§ Set exercise
Tell how many lines have the string "прибыли" in them, and write nothing besides the number.

§ Data supplied
╭──

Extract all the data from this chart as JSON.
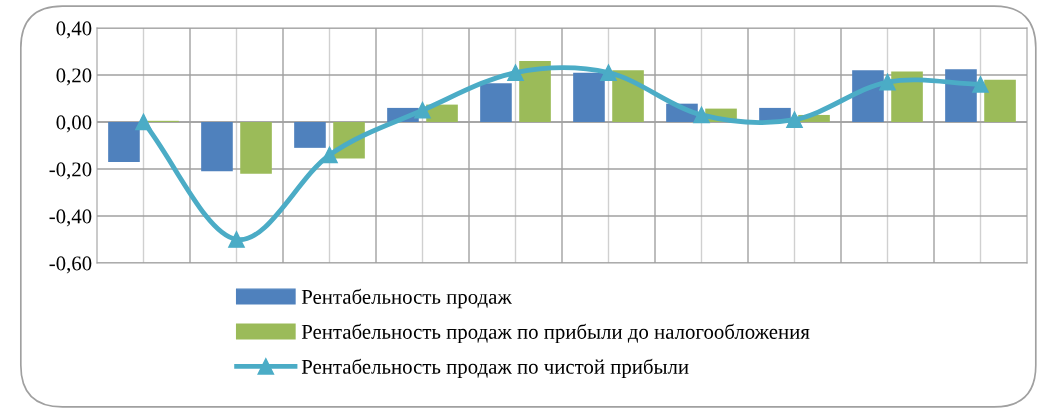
{
  "chart_data": {
    "type": "bar",
    "categories": [
      null,
      null,
      null,
      null,
      null,
      null,
      null,
      null,
      null,
      null
    ],
    "series": [
      {
        "name": "Рентабельность продаж",
        "color": "#4f81bd",
        "values": [
          -0.17,
          -0.21,
          -0.11,
          0.06,
          0.165,
          0.21,
          0.078,
          0.06,
          0.22,
          0.225
        ]
      },
      {
        "name": "Рентабельность продаж по прибыли до налогообложения",
        "color": "#9bbb59",
        "values": [
          0.005,
          -0.22,
          -0.155,
          0.074,
          0.26,
          0.22,
          0.057,
          0.03,
          0.215,
          0.18
        ]
      },
      {
        "name": "Рентабельность продаж по чистой прибыли",
        "color": "#4bacc6",
        "type": "line",
        "marker": "triangle",
        "values": [
          0.0,
          -0.5,
          -0.14,
          0.05,
          0.21,
          0.21,
          0.03,
          0.01,
          0.17,
          0.16
        ]
      }
    ],
    "ylim": [
      -0.6,
      0.4
    ],
    "yticks": [
      {
        "value": -0.6,
        "label": "-0,60"
      },
      {
        "value": -0.4,
        "label": "-0,40"
      },
      {
        "value": -0.2,
        "label": "-0,20"
      },
      {
        "value": 0,
        "label": "0,00"
      },
      {
        "value": 0.2,
        "label": "0,20"
      },
      {
        "value": 0.4,
        "label": "0,40"
      }
    ],
    "grid": true,
    "legend": "bottom",
    "tick_labels": "y"
  }
}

╰──

§ Response to the task
2